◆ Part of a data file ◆
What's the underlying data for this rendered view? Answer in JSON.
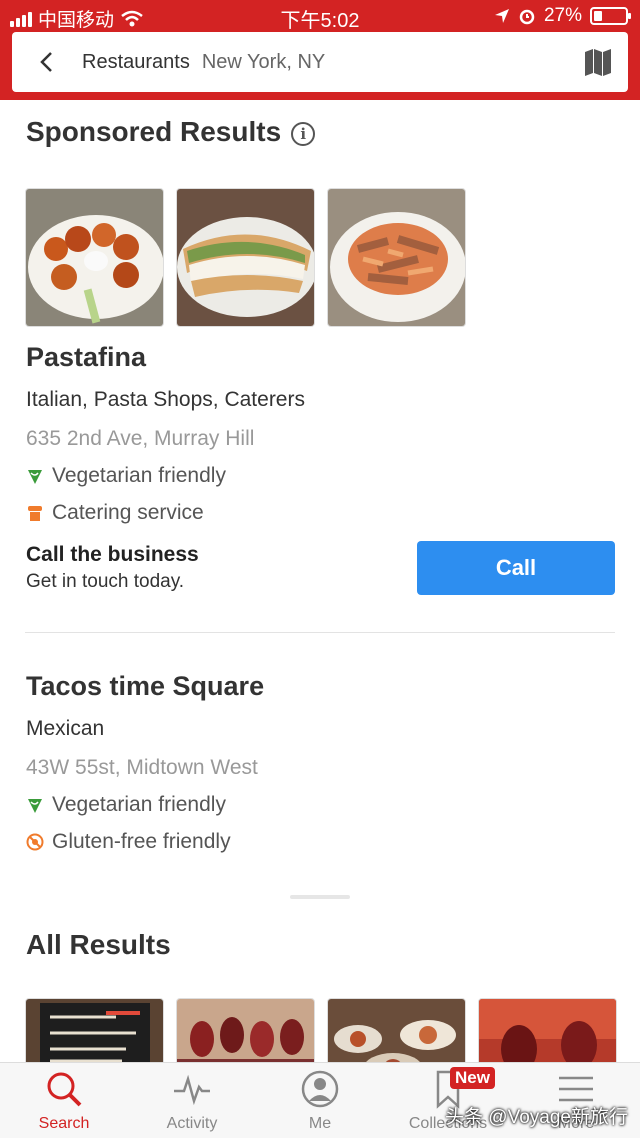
{
  "status": {
    "carrier": "中国移动",
    "time": "下午5:02",
    "battery": "27%",
    "battery_level": 0.27
  },
  "header": {
    "search_term": "Restaurants",
    "location": "New York, NY",
    "icons": [
      "chevron-left-icon",
      "map-icon"
    ]
  },
  "sponsored": {
    "title": "Sponsored Results",
    "business": {
      "name": "Pastafina",
      "categories": "Italian, Pasta Shops, Caterers",
      "address": "635 2nd Ave, Murray Hill",
      "amenities": [
        {
          "label": "Vegetarian friendly",
          "icon": "vegetarian-icon",
          "color": "#3a9b3a"
        },
        {
          "label": "Catering service",
          "icon": "catering-icon",
          "color": "#f07b2c"
        }
      ],
      "cta_title": "Call the business",
      "cta_subtitle": "Get in touch today.",
      "call_label": "Call"
    }
  },
  "second_business": {
    "name": "Tacos time Square",
    "categories": "Mexican",
    "address": "43W 55st, Midtown West",
    "amenities": [
      {
        "label": "Vegetarian friendly",
        "icon": "vegetarian-icon",
        "color": "#3a9b3a"
      },
      {
        "label": "Gluten-free friendly",
        "icon": "gluten-free-icon",
        "color": "#f07b2c"
      }
    ]
  },
  "all_results": {
    "title": "All Results"
  },
  "tabs": [
    {
      "label": "Search",
      "icon": "search-icon",
      "active": true
    },
    {
      "label": "Activity",
      "icon": "activity-icon",
      "active": false
    },
    {
      "label": "Me",
      "icon": "profile-icon",
      "active": false
    },
    {
      "label": "Collections",
      "icon": "bookmark-icon",
      "active": false,
      "badge": "New"
    },
    {
      "label": "More",
      "icon": "menu-icon",
      "active": false
    }
  ],
  "watermark": "头条 @Voyage新旅行",
  "colors": {
    "brand_red": "#d32323",
    "call_blue": "#2d8ef0"
  }
}
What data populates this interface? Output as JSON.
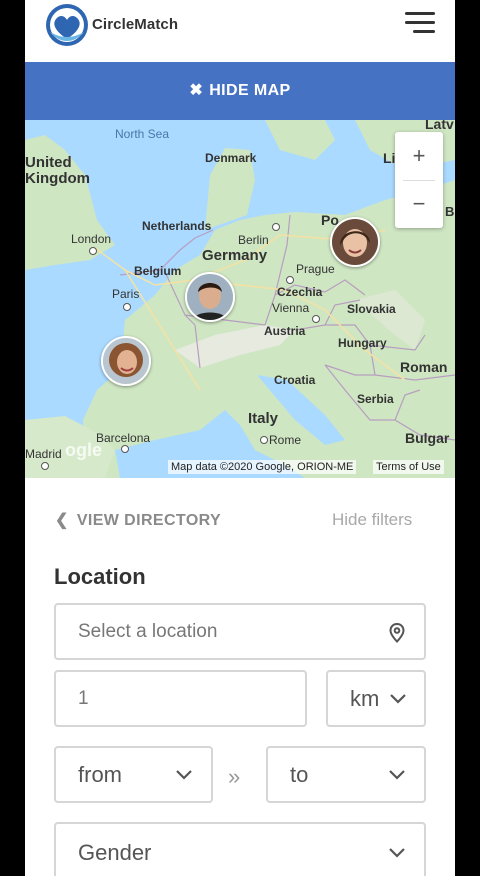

◆ TASK STATEMENT ◆
Write out again every line above exactly as given; the pictures do not belong in the copy.

◆ ANSWER TO THIS PROBLEM ◆
What's the underlying data for this rendered view? Answer in JSON.
{
  "status": {
    "carrier": "中国移动",
    "time": "下午5:02",
    "battery": "27%",
    "battery_level": 0.27
  },
  "header": {
    "search_term": "Restaurants",
    "location": "New York, NY",
    "icons": [
      "chevron-left-icon",
      "map-icon"
    ]
  },
  "sponsored": {
    "title": "Sponsored Results",
    "business": {
      "name": "Pastafina",
      "categories": "Italian, Pasta Shops, Caterers",
      "address": "635 2nd Ave, Murray Hill",
      "amenities": [
        {
          "label": "Vegetarian friendly",
          "icon": "vegetarian-icon",
          "color": "#3a9b3a"
        },
        {
          "label": "Catering service",
          "icon": "catering-icon",
          "color": "#f07b2c"
        }
      ],
      "cta_title": "Call the business",
      "cta_subtitle": "Get in touch today.",
      "call_label": "Call"
    }
  },
  "second_business": {
    "name": "Tacos time Square",
    "categories": "Mexican",
    "address": "43W 55st, Midtown West",
    "amenities": [
      {
        "label": "Vegetarian friendly",
        "icon": "vegetarian-icon",
        "color": "#3a9b3a"
      },
      {
        "label": "Gluten-free friendly",
        "icon": "gluten-free-icon",
        "color": "#f07b2c"
      }
    ]
  },
  "all_results": {
    "title": "All Results"
  },
  "tabs": [
    {
      "label": "Search",
      "icon": "search-icon",
      "active": true
    },
    {
      "label": "Activity",
      "icon": "activity-icon",
      "active": false
    },
    {
      "label": "Me",
      "icon": "profile-icon",
      "active": false
    },
    {
      "label": "Collections",
      "icon": "bookmark-icon",
      "active": false,
      "badge": "New"
    },
    {
      "label": "More",
      "icon": "menu-icon",
      "active": false
    }
  ],
  "watermark": "头条 @Voyage新旅行",
  "colors": {
    "brand_red": "#d32323",
    "call_blue": "#2d8ef0"
  }
}
What data populates this interface? Output as JSON.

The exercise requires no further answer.